* _ZADANIE DO WYKONANIA A_:
Przedstaw jako listę JSON z ciągami znaków, po jednym na każdy wiersz, wiersze rekordów od tego, który zawiera „434, 560, 465]”, aż do końca rekordów, z oboma krańcami włącznie. Pomiń puste wiersze.

* _FRAGMENT DOKUMENTU_:
------------------------------------------------------------------------
Nie. Nie pomyliłem się szukając czegoś o hemoroidach. Ot, taki właśnie zabawny tytuł znalazłem w jednym z artykułów na portalu krytyki politycznej. A więc postanowiłem go skrytykować. A jak! Wolno mi, jestem ostatecznie heteroseksulanym, męskim szowinistą. I czuję się jako takowy dyskryminowany przez homoseksualną mniejszość. Albowiem moderator portalu nie zaakceptował i nie opublikował mojego komentarza utrzymanego mimo wszystko w dość ogólnym i kulturalnym tonie. Ale zdaje się, że nie pasował do przekonań portalu. No cóż. Portal też nie pasuje do moich przekonań - a jednak czasem czytam artykuły. Wroga lepiej dobrze poznać. Niech żyje wolność słowa!
W dodatku Pani Agnieszka Graff swoje mądrości i przekonania bierze z rozmów z lesbijkami i homoseksualistami. Co już samo w sobie dyskredytuje ich obiektywizm. Jej dywagacje i przekonanie o swojej racji, jakie czerpie z jednostronnych doświadczeń, są nawet dość zabawne. Całe to HOMORODZICIELSTWO zaś jest potworkiem językowym, wyjętym żywcem z powieści sci-fi (skojarzenie z CZARODZICIELSTWEM T.Pratchetta, oczywiście było przez autorkę niezamierzone - nie podejrzewam, że czyta takie lektury - nie są w nurcie queer) i słowotwórstwem, od którego polonistom włosy jeżą się na nogach.
------------------------------------------------------------------------
[Blok danych]
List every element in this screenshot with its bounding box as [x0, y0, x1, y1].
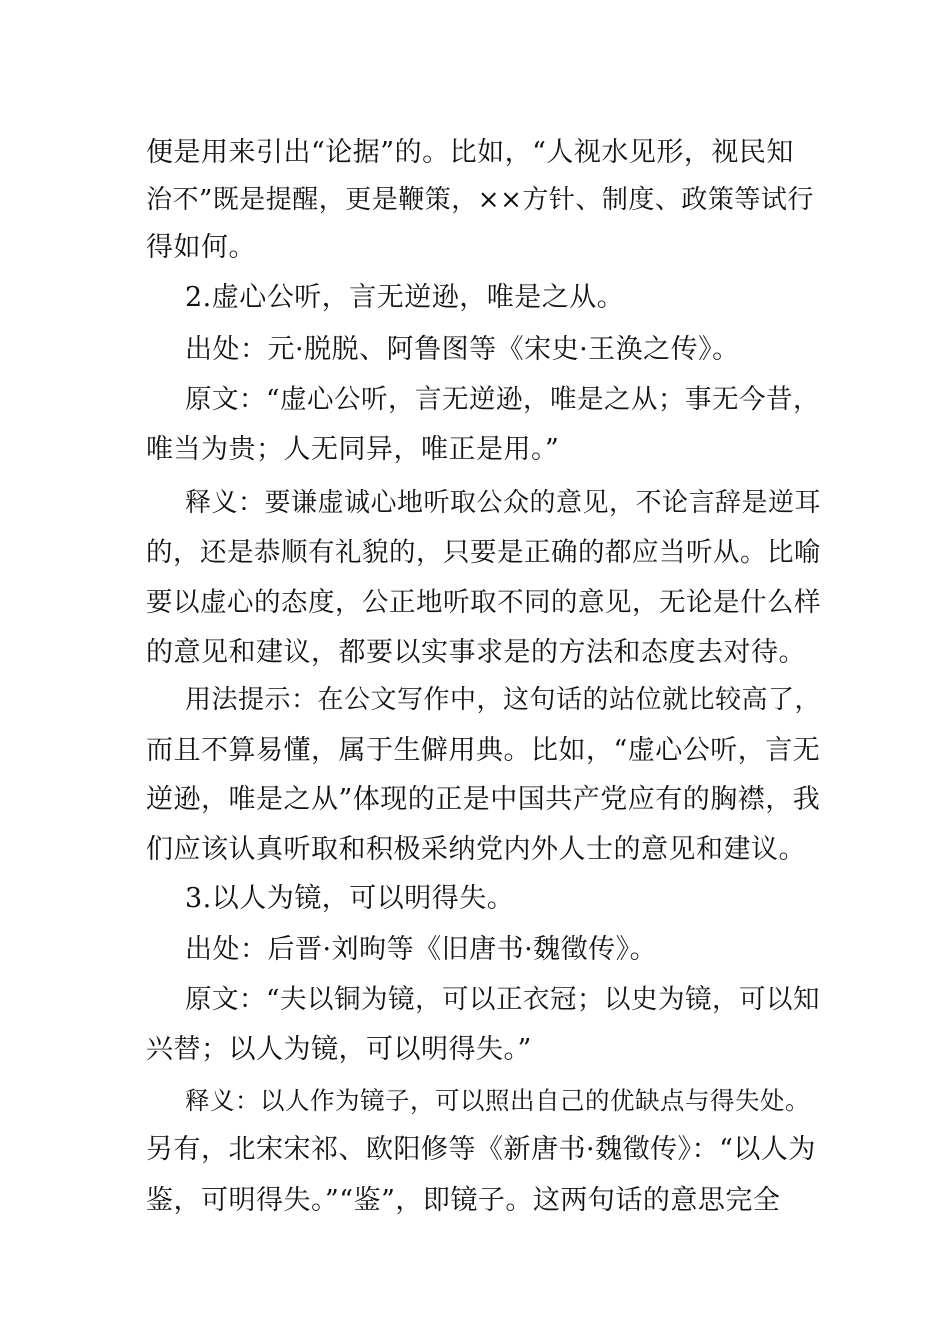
text-line: 唯当为贵；人无同异，唯正是用。” — [146, 434, 560, 465]
text-line: 的意见和建议，都要以实事求是的方法和态度去对待。 — [146, 637, 806, 668]
text-line: 治不”既是提醒，更是鞭策，××方针、制度、政策等试行 — [146, 185, 814, 215]
section-heading: 3.以人为镜，可以明得失。 — [185, 883, 515, 914]
text-line: 释义：要谦虚诚心地听取公众的意见，不论言辞是逆耳 — [185, 488, 822, 518]
text-line: 得如何。 — [146, 232, 256, 263]
text-line: 释义：以人作为镜子，可以照出自己的优缺点与得失处。 — [185, 1086, 810, 1115]
section-heading: 2.虚心公听，言无逆逊，唯是之从。 — [185, 282, 625, 313]
text-line: 鉴，可明得失。”“鉴”，即镜子。这两句话的意思完全 — [146, 1185, 781, 1216]
text-line: 便是用来引出“论据”的。比如，“人视水见形，视民知 — [146, 137, 794, 168]
text-line: 而且不算易懂，属于生僻用典。比如，“虚心公听，言无 — [146, 735, 821, 766]
text-line: 另有，北宋宋祁、欧阳修等《新唐书·魏徵传》：“以人为 — [146, 1134, 816, 1165]
text-line: 原文：“虚心公听，言无逆逊，唯是之从；事无今昔， — [185, 384, 821, 415]
text-line: 兴替；以人为镜，可以明得失。” — [146, 1034, 532, 1065]
text-line: 逆逊，唯是之从”体现的正是中国共产党应有的胸襟，我 — [146, 784, 821, 815]
text-line: 们应该认真听取和积极采纳党内外人士的意见和建议。 — [146, 834, 806, 865]
text-line: 的，还是恭顺有礼貌的，只要是正确的都应当听从。比喻 — [146, 537, 821, 568]
text-line: 要以虚心的态度，公正地听取不同的意见，无论是什么样 — [146, 587, 821, 618]
text-line: 原文：“夫以铜为镜，可以正衣冠；以史为镜，可以知 — [185, 984, 821, 1015]
source-line: 出处：后晋·刘昫等《旧唐书·魏徵传》。 — [185, 934, 658, 965]
text-line: 用法提示：在公文写作中，这句话的站位就比较高了， — [185, 685, 822, 715]
source-line: 出处：元·脱脱、阿鲁图等《宋史·王涣之传》。 — [185, 334, 740, 365]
------------------------------------------------------------------------
* _ZADANIE DO WYKONANIA B_:
Przepisz fragment tekstu od słów „Nie. Nie pomyliłem” do słów „żyje wolność słowa!” włącznie, podmieniając w nim „moderator” na „administrator”.

* _WYNIK ZADANIA A_:
[
  "text-line: 唯当为贵；人无同异，唯正是用。” — [146, 434, 560, 465]",
  "text-line: 的意见和建议，都要以实事求是的方法和态度去对待。 — [146, 637, 806, 668]",
  "text-line: 治不”既是提醒，更是鞭策，××方针、制度、政策等试行 — [146, 185, 814, 215]",
  "section-heading: 3.以人为镜，可以明得失。 — [185, 883, 515, 914]",
  "text-line: 释义：要谦虚诚心地听取公众的意见，不论言辞是逆耳 — [185, 488, 822, 518]",
  "text-line: 得如何。 — [146, 232, 256, 263]",
  "text-line: 释义：以人作为镜子，可以照出自己的优缺点与得失处。 — [185, 1086, 810, 1115]",
  "section-heading: 2.虚心公听，言无逆逊，唯是之从。 — [185, 282, 625, 313]",
  "text-line: 鉴，可明得失。”“鉴”，即镜子。这两句话的意思完全 — [146, 1185, 781, 1216]",
  "text-line: 便是用来引出“论据”的。比如，“人视水见形，视民知 — [146, 137, 794, 168]",
  "text-line: 而且不算易懂，属于生僻用典。比如，“虚心公听，言无 — [146, 735, 821, 766]",
  "text-line: 另有，北宋宋祁、欧阳修等《新唐书·魏徵传》：“以人为 — [146, 1134, 816, 1165]",
  "text-line: 原文：“虚心公听，言无逆逊，唯是之从；事无今昔， — [185, 384, 821, 415]",
  "text-line: 兴替；以人为镜，可以明得失。” — [146, 1034, 532, 1065]",
  "text-line: 逆逊，唯是之从”体现的正是中国共产党应有的胸襟，我 — [146, 784, 821, 815]",
  "text-line: 们应该认真听取和积极采纳党内外人士的意见和建议。 — [146, 834, 806, 865]",
  "text-line: 的，还是恭顺有礼貌的，只要是正确的都应当听从。比喻 — [146, 537, 821, 568]",
  "text-line: 要以虚心的态度，公正地听取不同的意见，无论是什么样 — [146, 587, 821, 618]",
  "text-line: 原文：“夫以铜为镜，可以正衣冠；以史为镜，可以知 — [185, 984, 821, 1015]",
  "source-line: 出处：后晋·刘昫等《旧唐书·魏徵传》。 — [185, 934, 658, 965]",
  "text-line: 用法提示：在公文写作中，这句话的站位就比较高了， — [185, 685, 822, 715]",
  "source-line: 出处：元·脱脱、阿鲁图等《宋史·王涣之传》。 — [185, 334, 740, 365]"
]

* _WYNIK ZADANIA B_:
Nie. Nie pomyliłem się szukając czegoś o hemoroidach. Ot, taki właśnie zabawny tytuł znalazłem w jednym z artykułów na portalu krytyki politycznej. A więc postanowiłem go skrytykować. A jak! Wolno mi, jestem ostatecznie heteroseksulanym, męskim szowinistą. I czuję się jako takowy dyskryminowany przez homoseksualną mniejszość. Albowiem administrator portalu nie zaakceptował i nie opublikował mojego komentarza utrzymanego mimo wszystko w dość ogólnym i kulturalnym tonie. Ale zdaje się, że nie pasował do przekonań portalu. No cóż. Portal też nie pasuje do moich przekonań - a jednak czasem czytam artykuły. Wroga lepiej dobrze poznać. Niech żyje wolność słowa!